WHAT IS NEEDED => Transcribe all of the material exactly. Any picture in it should be left out.

___ DATASET CONTENT

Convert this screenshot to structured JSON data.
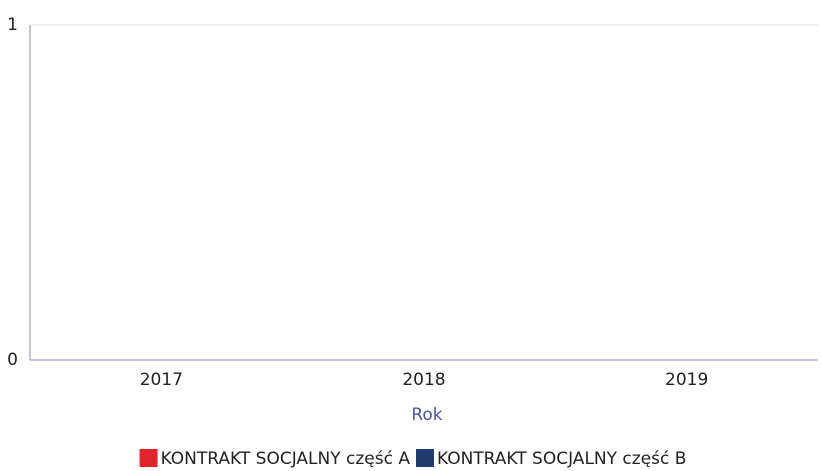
{
  "chart_data": {
    "type": "bar",
    "categories": [
      "2017",
      "2018",
      "2019"
    ],
    "series": [
      {
        "name": "KONTRAKT SOCJALNY część A",
        "color": "#e0262c",
        "values": [
          0,
          0,
          0
        ]
      },
      {
        "name": "KONTRAKT SOCJALNY część B",
        "color": "#1f3a6b",
        "values": [
          0,
          0,
          0
        ]
      }
    ],
    "x_label": "Rok",
    "ylim": [
      0,
      1
    ],
    "yticks": [
      0,
      1
    ],
    "grid": true,
    "legend": "bottom"
  }
}
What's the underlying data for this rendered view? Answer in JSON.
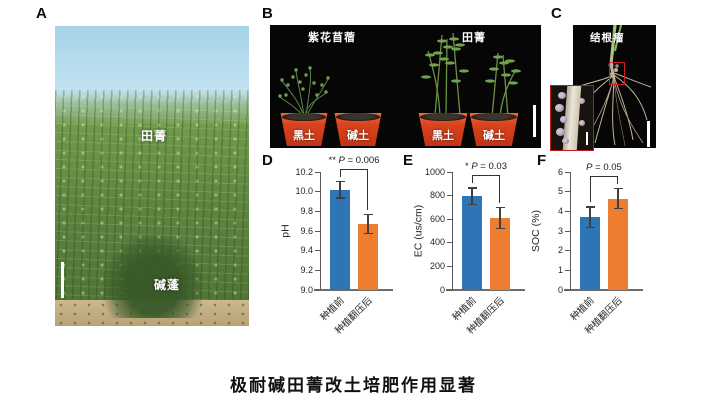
{
  "panels": {
    "a": {
      "label": "A",
      "tags": {
        "tianjing": "田菁",
        "jianpeng": "碱蓬"
      }
    },
    "b": {
      "label": "B",
      "group_left": "紫花苜蓿",
      "group_right": "田菁",
      "pots": [
        "黑土",
        "碱土",
        "黑土",
        "碱土"
      ]
    },
    "c": {
      "label": "C",
      "tag": "结根瘤"
    },
    "d": {
      "label": "D"
    },
    "e": {
      "label": "E"
    },
    "f": {
      "label": "F"
    }
  },
  "caption": "极耐碱田菁改土培肥作用显著",
  "colors": {
    "bar_before": "#2E75B6",
    "bar_after": "#ED7D31"
  },
  "chart_data": [
    {
      "type": "bar",
      "panel": "D",
      "ylabel": "pH",
      "categories": [
        "种植前",
        "种植翻压后"
      ],
      "values": [
        10.02,
        9.67
      ],
      "errors": [
        0.09,
        0.1
      ],
      "ylim": [
        9.0,
        10.2
      ],
      "ytick_step": 0.2,
      "significance": "** P = 0.006",
      "bar_colors": [
        "#2E75B6",
        "#ED7D31"
      ],
      "grid": false,
      "legend": false
    },
    {
      "type": "bar",
      "panel": "E",
      "ylabel": "EC (us/cm)",
      "categories": [
        "种植前",
        "种植翻压后"
      ],
      "values": [
        795,
        610
      ],
      "errors": [
        75,
        95
      ],
      "ylim": [
        0,
        1000
      ],
      "ytick_step": 200,
      "significance": "* P = 0.03",
      "bar_colors": [
        "#2E75B6",
        "#ED7D31"
      ],
      "grid": false,
      "legend": false
    },
    {
      "type": "bar",
      "panel": "F",
      "ylabel": "SOC (%)",
      "categories": [
        "种植前",
        "种植翻压后"
      ],
      "values": [
        3.7,
        4.65
      ],
      "errors": [
        0.55,
        0.55
      ],
      "ylim": [
        0,
        6
      ],
      "ytick_step": 1,
      "significance": "P = 0.05",
      "bar_colors": [
        "#2E75B6",
        "#ED7D31"
      ],
      "grid": false,
      "legend": false
    }
  ]
}
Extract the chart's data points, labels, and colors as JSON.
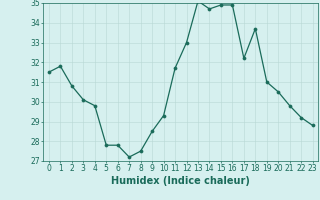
{
  "x": [
    0,
    1,
    2,
    3,
    4,
    5,
    6,
    7,
    8,
    9,
    10,
    11,
    12,
    13,
    14,
    15,
    16,
    17,
    18,
    19,
    20,
    21,
    22,
    23
  ],
  "y": [
    31.5,
    31.8,
    30.8,
    30.1,
    29.8,
    27.8,
    27.8,
    27.2,
    27.5,
    28.5,
    29.3,
    31.7,
    33.0,
    35.1,
    34.7,
    34.9,
    34.9,
    32.2,
    33.7,
    31.0,
    30.5,
    29.8,
    29.2,
    28.8
  ],
  "line_color": "#1a6b5a",
  "marker_color": "#1a6b5a",
  "bg_color": "#d6f0ef",
  "grid_color": "#b8d8d5",
  "xlabel": "Humidex (Indice chaleur)",
  "ylim": [
    27,
    35
  ],
  "xlim": [
    -0.5,
    23.5
  ],
  "yticks": [
    27,
    28,
    29,
    30,
    31,
    32,
    33,
    34,
    35
  ],
  "xticks": [
    0,
    1,
    2,
    3,
    4,
    5,
    6,
    7,
    8,
    9,
    10,
    11,
    12,
    13,
    14,
    15,
    16,
    17,
    18,
    19,
    20,
    21,
    22,
    23
  ],
  "tick_fontsize": 5.5,
  "xlabel_fontsize": 7.0
}
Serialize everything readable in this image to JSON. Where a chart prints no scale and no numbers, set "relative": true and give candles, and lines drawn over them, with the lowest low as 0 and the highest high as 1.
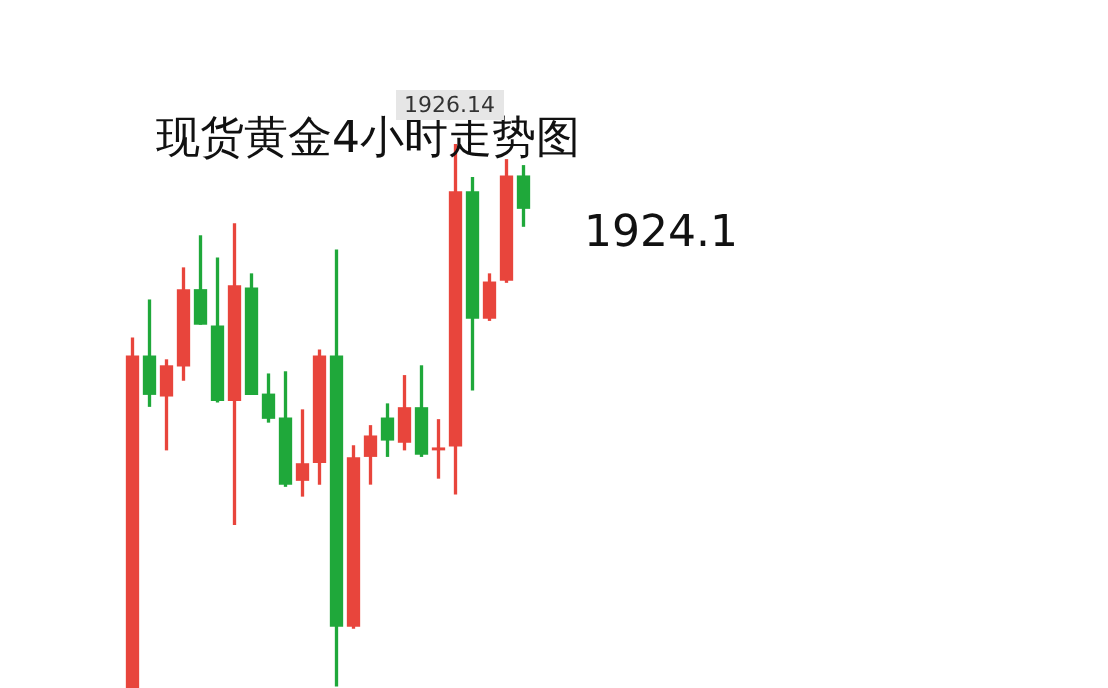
{
  "chart_data": {
    "type": "candlestick",
    "title": "现货黄金4小时走势图",
    "relative": true,
    "categories": [
      null,
      null,
      null,
      null,
      null,
      null,
      null,
      null,
      null,
      null,
      null,
      null,
      null,
      null,
      null,
      null,
      null,
      null,
      null,
      null,
      null,
      null,
      null,
      null
    ],
    "ohlc": [
      [
        0,
        0.643,
        0,
        0.61
      ],
      [
        0.61,
        0.713,
        0.518,
        0.54
      ],
      [
        0.537,
        0.603,
        0.438,
        0.592
      ],
      [
        0.592,
        0.772,
        0.566,
        0.732
      ],
      [
        0.732,
        0.831,
        0.669,
        0.669
      ],
      [
        0.665,
        0.79,
        0.526,
        0.529
      ],
      [
        0.529,
        0.853,
        0.301,
        0.739
      ],
      [
        0.735,
        0.761,
        0.54,
        0.54
      ],
      [
        0.54,
        0.577,
        0.489,
        0.496
      ],
      [
        0.496,
        0.581,
        0.371,
        0.375
      ],
      [
        0.382,
        0.511,
        0.353,
        0.412
      ],
      [
        0.415,
        0.621,
        0.375,
        0.61
      ],
      [
        0.61,
        0.805,
        0.004,
        0.114
      ],
      [
        0.114,
        0.445,
        0.11,
        0.423
      ],
      [
        0.426,
        0.482,
        0.375,
        0.463
      ],
      [
        0.496,
        0.522,
        0.426,
        0.456
      ],
      [
        0.452,
        0.574,
        0.438,
        0.515
      ],
      [
        0.515,
        0.592,
        0.426,
        0.43
      ],
      [
        0.438,
        0.493,
        0.386,
        0.441
      ],
      [
        0.445,
        1,
        0.357,
        0.912
      ],
      [
        0.912,
        0.938,
        0.548,
        0.68
      ],
      [
        0.68,
        0.761,
        0.676,
        0.746
      ],
      [
        0.75,
        0.971,
        0.746,
        0.941
      ],
      [
        0.941,
        0.96,
        0.849,
        0.882
      ]
    ],
    "colors": [
      "#e8453c",
      "#1fa83a",
      "#e8453c",
      "#e8453c",
      "#1fa83a",
      "#1fa83a",
      "#e8453c",
      "#1fa83a",
      "#1fa83a",
      "#1fa83a",
      "#e8453c",
      "#e8453c",
      "#1fa83a",
      "#e8453c",
      "#e8453c",
      "#1fa83a",
      "#e8453c",
      "#1fa83a",
      "#e8453c",
      "#e8453c",
      "#1fa83a",
      "#e8453c",
      "#e8453c",
      "#1fa83a"
    ],
    "annotations": [
      "1926.14",
      "1924.1"
    ]
  }
}
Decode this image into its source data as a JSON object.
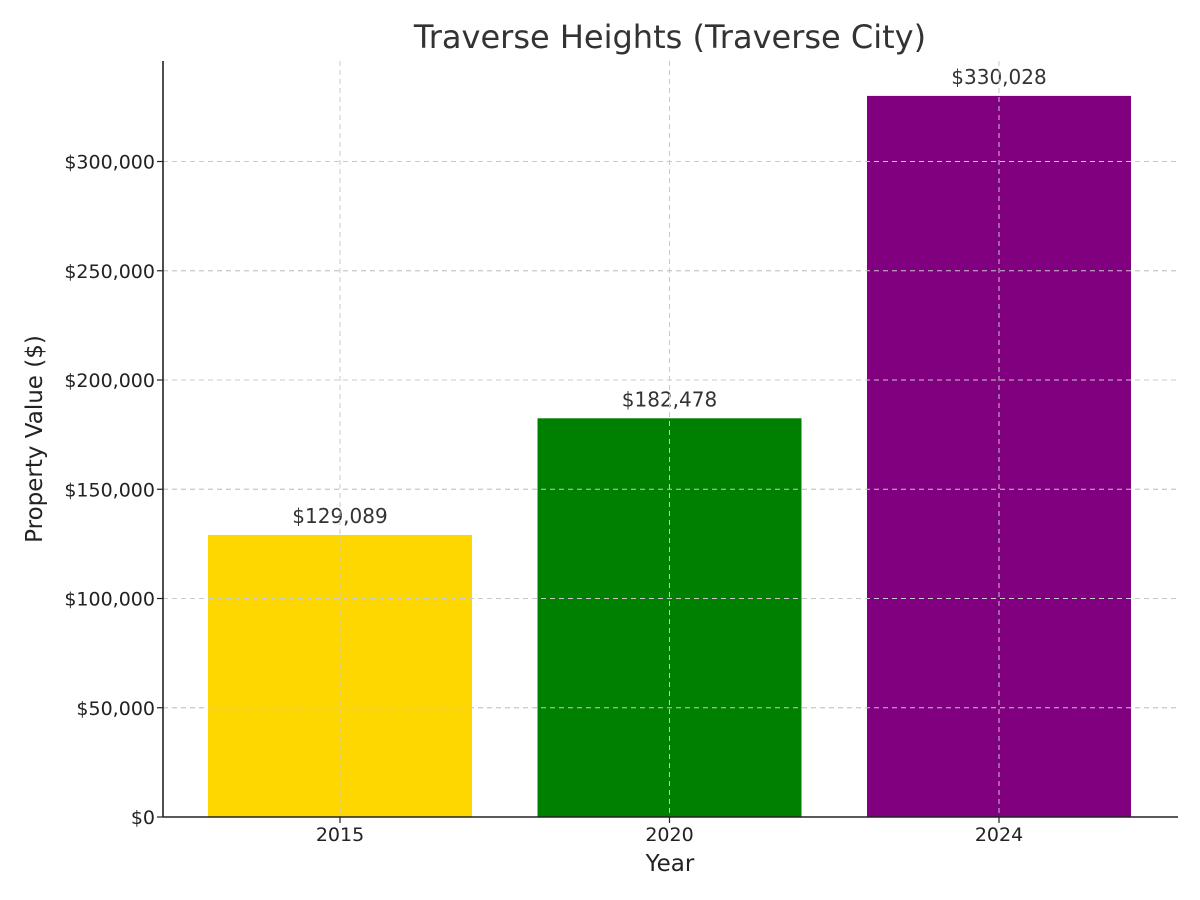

______

THE ANSWER =>
Convert this screenshot to structured JSON data.
{
  "chart_data": {
    "type": "bar",
    "categories": [
      "2017",
      "2018",
      "2019"
    ],
    "series": [
      {
        "name": "KONTRAKT SOCJALNY część A",
        "color": "#e0262c",
        "values": [
          0,
          0,
          0
        ]
      },
      {
        "name": "KONTRAKT SOCJALNY część B",
        "color": "#1f3a6b",
        "values": [
          0,
          0,
          0
        ]
      }
    ],
    "x_label": "Rok",
    "ylim": [
      0,
      1
    ],
    "yticks": [
      0,
      1
    ],
    "grid": true,
    "legend": "bottom"
  }
}
What's the underlying data for this rendered view? Answer in JSON.
{
  "panels": {
    "a": {
      "label": "A",
      "tags": {
        "tianjing": "田菁",
        "jianpeng": "碱蓬"
      }
    },
    "b": {
      "label": "B",
      "group_left": "紫花苜蓿",
      "group_right": "田菁",
      "pots": [
        "黑土",
        "碱土",
        "黑土",
        "碱土"
      ]
    },
    "c": {
      "label": "C",
      "tag": "结根瘤"
    },
    "d": {
      "label": "D"
    },
    "e": {
      "label": "E"
    },
    "f": {
      "label": "F"
    }
  },
  "caption": "极耐碱田菁改土培肥作用显著",
  "colors": {
    "bar_before": "#2E75B6",
    "bar_after": "#ED7D31"
  },
  "chart_data": [
    {
      "type": "bar",
      "panel": "D",
      "ylabel": "pH",
      "categories": [
        "种植前",
        "种植翻压后"
      ],
      "values": [
        10.02,
        9.67
      ],
      "errors": [
        0.09,
        0.1
      ],
      "ylim": [
        9.0,
        10.2
      ],
      "ytick_step": 0.2,
      "significance": "** P = 0.006",
      "bar_colors": [
        "#2E75B6",
        "#ED7D31"
      ],
      "grid": false,
      "legend": false
    },
    {
      "type": "bar",
      "panel": "E",
      "ylabel": "EC (us/cm)",
      "categories": [
        "种植前",
        "种植翻压后"
      ],
      "values": [
        795,
        610
      ],
      "errors": [
        75,
        95
      ],
      "ylim": [
        0,
        1000
      ],
      "ytick_step": 200,
      "significance": "* P = 0.03",
      "bar_colors": [
        "#2E75B6",
        "#ED7D31"
      ],
      "grid": false,
      "legend": false
    },
    {
      "type": "bar",
      "panel": "F",
      "ylabel": "SOC (%)",
      "categories": [
        "种植前",
        "种植翻压后"
      ],
      "values": [
        3.7,
        4.65
      ],
      "errors": [
        0.55,
        0.55
      ],
      "ylim": [
        0,
        6
      ],
      "ytick_step": 1,
      "significance": "P = 0.05",
      "bar_colors": [
        "#2E75B6",
        "#ED7D31"
      ],
      "grid": false,
      "legend": false
    }
  ]
}
Extract the chart's data points, labels, and colors as JSON.
{
  "x": [
    0,
    1,
    2,
    3,
    4,
    5,
    6,
    7,
    8,
    9,
    10,
    11,
    12,
    13,
    14,
    15,
    16,
    17,
    18,
    19,
    20,
    21,
    22,
    23
  ],
  "y": [
    31.5,
    31.8,
    30.8,
    30.1,
    29.8,
    27.8,
    27.8,
    27.2,
    27.5,
    28.5,
    29.3,
    31.7,
    33.0,
    35.1,
    34.7,
    34.9,
    34.9,
    32.2,
    33.7,
    31.0,
    30.5,
    29.8,
    29.2,
    28.8
  ],
  "line_color": "#1a6b5a",
  "marker_color": "#1a6b5a",
  "bg_color": "#d6f0ef",
  "grid_color": "#b8d8d5",
  "xlabel": "Humidex (Indice chaleur)",
  "ylim": [
    27,
    35
  ],
  "xlim": [
    -0.5,
    23.5
  ],
  "yticks": [
    27,
    28,
    29,
    30,
    31,
    32,
    33,
    34,
    35
  ],
  "xticks": [
    0,
    1,
    2,
    3,
    4,
    5,
    6,
    7,
    8,
    9,
    10,
    11,
    12,
    13,
    14,
    15,
    16,
    17,
    18,
    19,
    20,
    21,
    22,
    23
  ],
  "tick_fontsize": 5.5,
  "xlabel_fontsize": 7.0
}
Serialize everything readable in this image to JSON. Where a chart prints no scale and no numbers, set "relative": true and give candles, and lines drawn over them, with the lowest low as 0 and the highest high as 1.
{
  "chart_data": {
    "type": "candlestick",
    "title": "现货黄金4小时走势图",
    "relative": true,
    "categories": [
      null,
      null,
      null,
      null,
      null,
      null,
      null,
      null,
      null,
      null,
      null,
      null,
      null,
      null,
      null,
      null,
      null,
      null,
      null,
      null,
      null,
      null,
      null,
      null
    ],
    "ohlc": [
      [
        0,
        0.643,
        0,
        0.61
      ],
      [
        0.61,
        0.713,
        0.518,
        0.54
      ],
      [
        0.537,
        0.603,
        0.438,
        0.592
      ],
      [
        0.592,
        0.772,
        0.566,
        0.732
      ],
      [
        0.732,
        0.831,
        0.669,
        0.669
      ],
      [
        0.665,
        0.79,
        0.526,
        0.529
      ],
      [
        0.529,
        0.853,
        0.301,
        0.739
      ],
      [
        0.735,
        0.761,
        0.54,
        0.54
      ],
      [
        0.54,
        0.577,
        0.489,
        0.496
      ],
      [
        0.496,
        0.581,
        0.371,
        0.375
      ],
      [
        0.382,
        0.511,
        0.353,
        0.412
      ],
      [
        0.415,
        0.621,
        0.375,
        0.61
      ],
      [
        0.61,
        0.805,
        0.004,
        0.114
      ],
      [
        0.114,
        0.445,
        0.11,
        0.423
      ],
      [
        0.426,
        0.482,
        0.375,
        0.463
      ],
      [
        0.496,
        0.522,
        0.426,
        0.456
      ],
      [
        0.452,
        0.574,
        0.438,
        0.515
      ],
      [
        0.515,
        0.592,
        0.426,
        0.43
      ],
      [
        0.438,
        0.493,
        0.386,
        0.441
      ],
      [
        0.445,
        1,
        0.357,
        0.912
      ],
      [
        0.912,
        0.938,
        0.548,
        0.68
      ],
      [
        0.68,
        0.761,
        0.676,
        0.746
      ],
      [
        0.75,
        0.971,
        0.746,
        0.941
      ],
      [
        0.941,
        0.96,
        0.849,
        0.882
      ]
    ],
    "colors": [
      "#e8453c",
      "#1fa83a",
      "#e8453c",
      "#e8453c",
      "#1fa83a",
      "#1fa83a",
      "#e8453c",
      "#1fa83a",
      "#1fa83a",
      "#1fa83a",
      "#e8453c",
      "#e8453c",
      "#1fa83a",
      "#e8453c",
      "#e8453c",
      "#1fa83a",
      "#e8453c",
      "#1fa83a",
      "#e8453c",
      "#e8453c",
      "#1fa83a",
      "#e8453c",
      "#e8453c",
      "#1fa83a"
    ],
    "annotations": [
      "1926.14",
      "1924.1"
    ]
  }
}
Decode this image into its source data as a JSON object.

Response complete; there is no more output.